[Given task] Filter these entries, keeping only lines that hold the word "JSON".

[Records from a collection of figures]
>> Begin

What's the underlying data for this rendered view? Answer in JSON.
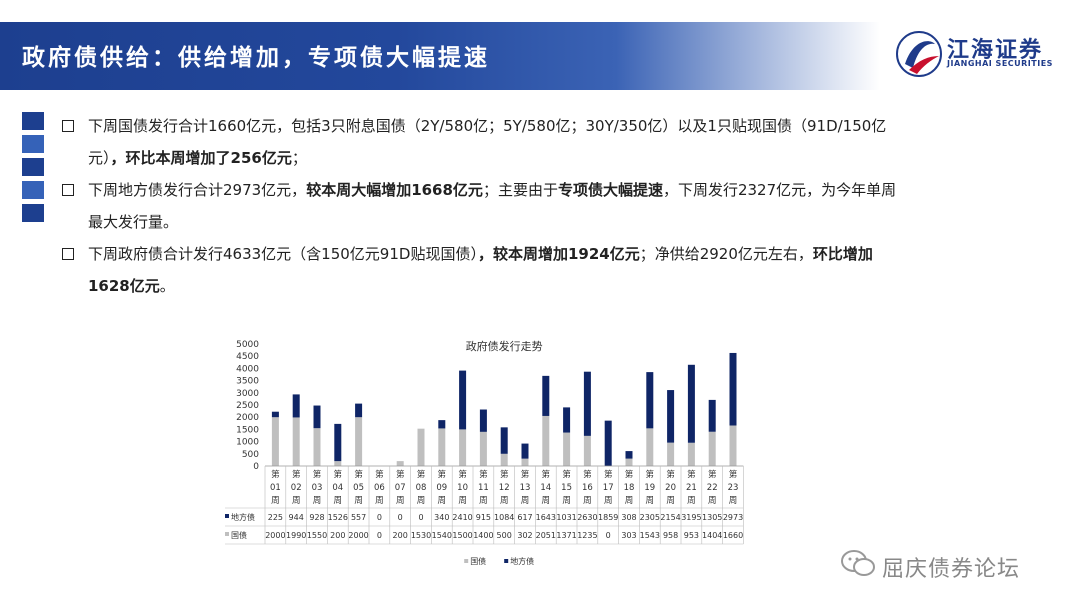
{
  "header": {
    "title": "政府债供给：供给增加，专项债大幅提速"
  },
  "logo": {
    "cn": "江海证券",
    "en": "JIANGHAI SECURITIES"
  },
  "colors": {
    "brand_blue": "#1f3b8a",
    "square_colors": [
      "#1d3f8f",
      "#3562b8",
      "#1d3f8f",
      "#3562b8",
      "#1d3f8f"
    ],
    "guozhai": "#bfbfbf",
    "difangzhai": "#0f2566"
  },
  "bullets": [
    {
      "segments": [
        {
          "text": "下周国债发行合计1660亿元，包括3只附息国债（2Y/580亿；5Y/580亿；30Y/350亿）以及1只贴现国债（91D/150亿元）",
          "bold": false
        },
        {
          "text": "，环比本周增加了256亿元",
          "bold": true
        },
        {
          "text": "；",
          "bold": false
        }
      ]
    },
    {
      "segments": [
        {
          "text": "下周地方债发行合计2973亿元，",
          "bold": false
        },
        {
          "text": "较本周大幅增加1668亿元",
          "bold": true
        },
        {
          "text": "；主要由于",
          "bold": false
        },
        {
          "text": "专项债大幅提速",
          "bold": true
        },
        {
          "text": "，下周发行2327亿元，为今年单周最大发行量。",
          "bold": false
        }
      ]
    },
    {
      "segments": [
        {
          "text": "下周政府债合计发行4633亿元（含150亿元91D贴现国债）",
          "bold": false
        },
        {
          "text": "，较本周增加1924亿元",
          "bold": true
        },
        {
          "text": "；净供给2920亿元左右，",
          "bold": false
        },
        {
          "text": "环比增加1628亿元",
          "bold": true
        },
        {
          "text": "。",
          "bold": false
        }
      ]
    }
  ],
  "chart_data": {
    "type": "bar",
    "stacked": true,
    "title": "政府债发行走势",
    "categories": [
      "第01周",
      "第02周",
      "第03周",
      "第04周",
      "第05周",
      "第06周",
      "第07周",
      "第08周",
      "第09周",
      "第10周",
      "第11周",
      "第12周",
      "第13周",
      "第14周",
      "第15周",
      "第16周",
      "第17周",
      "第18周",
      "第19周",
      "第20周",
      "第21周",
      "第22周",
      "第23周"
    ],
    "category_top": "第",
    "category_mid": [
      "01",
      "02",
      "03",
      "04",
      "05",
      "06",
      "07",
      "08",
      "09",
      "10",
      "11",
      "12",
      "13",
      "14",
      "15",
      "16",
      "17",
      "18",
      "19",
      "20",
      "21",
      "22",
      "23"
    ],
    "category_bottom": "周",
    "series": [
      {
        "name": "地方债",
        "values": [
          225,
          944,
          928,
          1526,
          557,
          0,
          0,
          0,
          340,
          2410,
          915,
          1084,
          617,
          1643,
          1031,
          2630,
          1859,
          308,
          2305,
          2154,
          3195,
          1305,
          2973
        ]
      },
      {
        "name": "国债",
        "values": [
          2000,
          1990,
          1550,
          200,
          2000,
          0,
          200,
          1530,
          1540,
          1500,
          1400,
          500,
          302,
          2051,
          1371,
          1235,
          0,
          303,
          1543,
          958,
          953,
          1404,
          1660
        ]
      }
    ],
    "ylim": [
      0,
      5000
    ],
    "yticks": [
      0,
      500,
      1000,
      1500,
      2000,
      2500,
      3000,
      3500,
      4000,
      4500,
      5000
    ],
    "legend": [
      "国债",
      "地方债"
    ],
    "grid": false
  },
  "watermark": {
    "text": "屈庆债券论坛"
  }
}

>> End
>> Begin

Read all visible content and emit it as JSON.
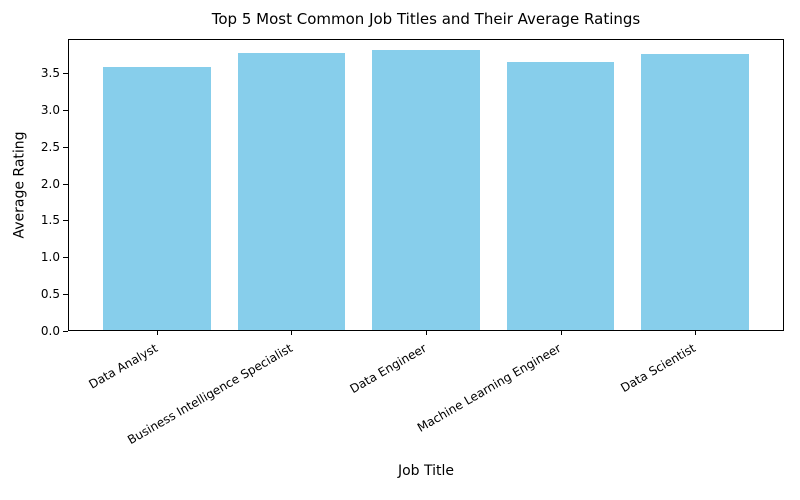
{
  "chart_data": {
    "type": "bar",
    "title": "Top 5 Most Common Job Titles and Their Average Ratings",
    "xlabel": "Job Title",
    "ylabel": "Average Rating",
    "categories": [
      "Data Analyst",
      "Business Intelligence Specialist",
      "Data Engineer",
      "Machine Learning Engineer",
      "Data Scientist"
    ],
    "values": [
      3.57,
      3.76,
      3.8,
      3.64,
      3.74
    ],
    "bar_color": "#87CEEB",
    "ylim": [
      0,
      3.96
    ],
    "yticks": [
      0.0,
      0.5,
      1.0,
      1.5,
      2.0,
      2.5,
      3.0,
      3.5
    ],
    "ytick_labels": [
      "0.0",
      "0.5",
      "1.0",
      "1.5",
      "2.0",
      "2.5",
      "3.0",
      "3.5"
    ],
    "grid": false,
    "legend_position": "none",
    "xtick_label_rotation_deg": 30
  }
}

>> End

[Exercise result]
What's the underlying data for this rendered view? Answer in JSON.
Read all visible content and emit it as JSON.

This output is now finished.